Short problem:
Reproduce all the material exactly, minus any pictures it holds.

— START Record set —

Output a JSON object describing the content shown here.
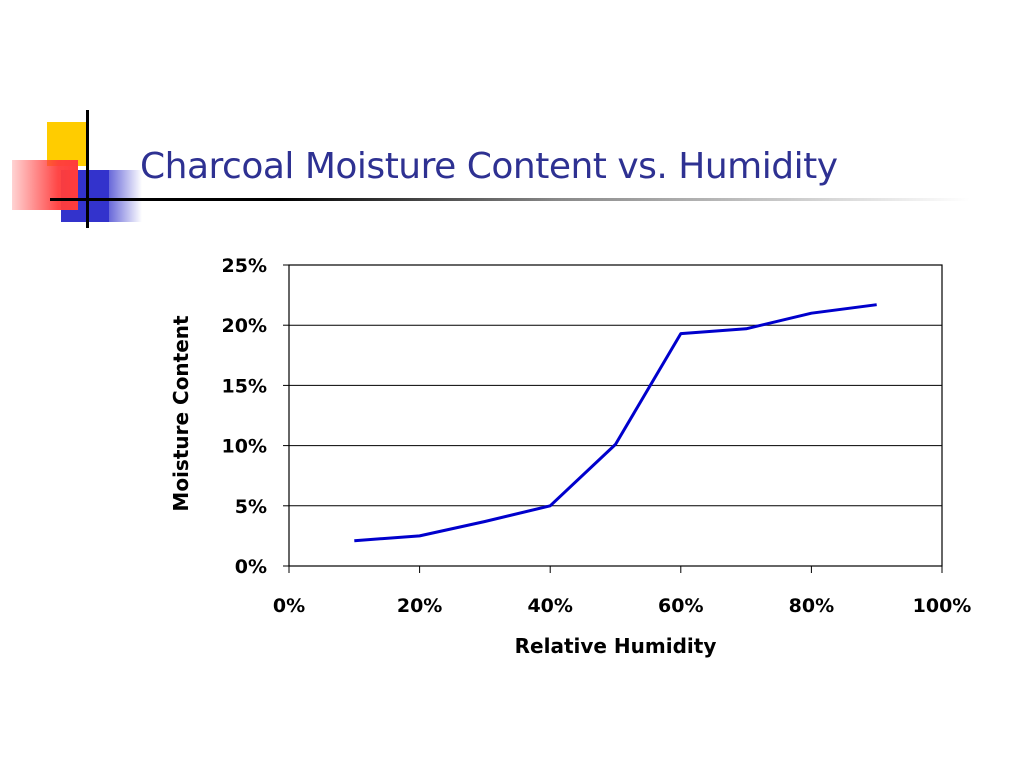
{
  "slide": {
    "title": "Charcoal Moisture Content vs. Humidity"
  },
  "colors": {
    "title": "#2e3192",
    "line": "#0000cc",
    "accent_yellow": "#ffcc00",
    "accent_blue": "#3333cc",
    "accent_red": "#ff3c3c"
  },
  "chart_data": {
    "type": "line",
    "title": "",
    "xlabel": "Relative Humidity",
    "ylabel": "Moisture Content",
    "x_ticks": [
      "0%",
      "20%",
      "40%",
      "60%",
      "80%",
      "100%"
    ],
    "y_ticks": [
      "0%",
      "5%",
      "10%",
      "15%",
      "20%",
      "25%"
    ],
    "xlim": [
      0,
      100
    ],
    "ylim": [
      0,
      25
    ],
    "grid": "horizontal",
    "legend": "none",
    "series": [
      {
        "x": [
          10,
          20,
          30,
          40,
          50,
          60,
          70,
          80,
          90
        ],
        "y": [
          2.1,
          2.5,
          3.7,
          5.0,
          10.1,
          19.3,
          19.7,
          21.0,
          21.7
        ]
      }
    ]
  }
}
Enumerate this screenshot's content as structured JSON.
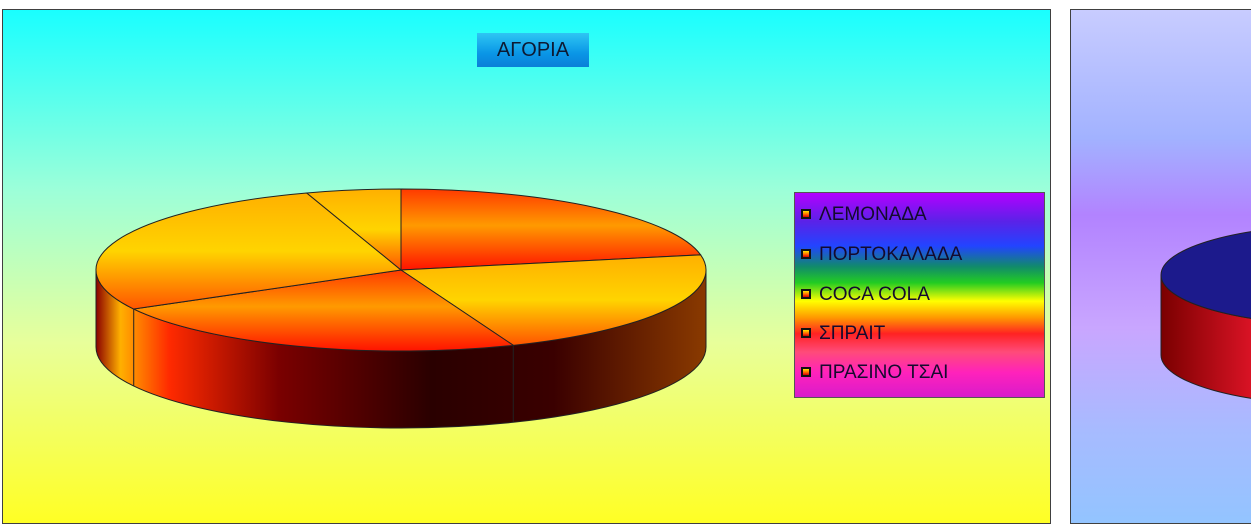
{
  "chart_data": [
    {
      "type": "pie",
      "title": "ΑΓΟΡΙΑ",
      "categories": [
        "ΛΕΜΟΝΑΔΑ",
        "ΠΟΡΤΟΚΑΛΑΔΑ",
        "COCA COLA",
        "ΣΠΡΑΙΤ",
        "ΠΡΑΣΙΝΟ ΤΣΑΙ"
      ],
      "values": [
        22,
        22,
        23,
        28,
        5
      ],
      "legend_position": "right",
      "colors": {
        "plot_background_top": "#19ffff",
        "plot_background_bottom": "#ffff24",
        "title_background": "#0a96e6",
        "slice_fill_light": "#ffd200",
        "slice_fill_dark": "#ff1800",
        "slice_side_dark": "#3a0000"
      }
    },
    {
      "type": "pie",
      "title": "",
      "categories": [],
      "values": [],
      "note_visible": "partially visible second chart cropped at right edge",
      "colors": {
        "plot_background_top": "#c8ccff",
        "plot_background_bottom": "#93c4ff",
        "slice_top": "#1c1a8c",
        "slice_side": "#ff1a33"
      }
    }
  ]
}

— END Record set —

Solution for this exercise:
Output a JSON object describing the content shown here.
{
  "slide": {
    "title": "Charcoal Moisture Content vs. Humidity"
  },
  "colors": {
    "title": "#2e3192",
    "line": "#0000cc",
    "accent_yellow": "#ffcc00",
    "accent_blue": "#3333cc",
    "accent_red": "#ff3c3c"
  },
  "chart_data": {
    "type": "line",
    "title": "",
    "xlabel": "Relative Humidity",
    "ylabel": "Moisture Content",
    "x_ticks": [
      "0%",
      "20%",
      "40%",
      "60%",
      "80%",
      "100%"
    ],
    "y_ticks": [
      "0%",
      "5%",
      "10%",
      "15%",
      "20%",
      "25%"
    ],
    "xlim": [
      0,
      100
    ],
    "ylim": [
      0,
      25
    ],
    "grid": "horizontal",
    "legend": "none",
    "series": [
      {
        "x": [
          10,
          20,
          30,
          40,
          50,
          60,
          70,
          80,
          90
        ],
        "y": [
          2.1,
          2.5,
          3.7,
          5.0,
          10.1,
          19.3,
          19.7,
          21.0,
          21.7
        ]
      }
    ]
  }
}
Enumerate this screenshot's content as structured JSON.
{
  "chart_data": [
    {
      "type": "pie",
      "title": "ΑΓΟΡΙΑ",
      "categories": [
        "ΛΕΜΟΝΑΔΑ",
        "ΠΟΡΤΟΚΑΛΑΔΑ",
        "COCA COLA",
        "ΣΠΡΑΙΤ",
        "ΠΡΑΣΙΝΟ ΤΣΑΙ"
      ],
      "values": [
        22,
        22,
        23,
        28,
        5
      ],
      "legend_position": "right",
      "colors": {
        "plot_background_top": "#19ffff",
        "plot_background_bottom": "#ffff24",
        "title_background": "#0a96e6",
        "slice_fill_light": "#ffd200",
        "slice_fill_dark": "#ff1800",
        "slice_side_dark": "#3a0000"
      }
    },
    {
      "type": "pie",
      "title": "",
      "categories": [],
      "values": [],
      "note_visible": "partially visible second chart cropped at right edge",
      "colors": {
        "plot_background_top": "#c8ccff",
        "plot_background_bottom": "#93c4ff",
        "slice_top": "#1c1a8c",
        "slice_side": "#ff1a33"
      }
    }
  ]
}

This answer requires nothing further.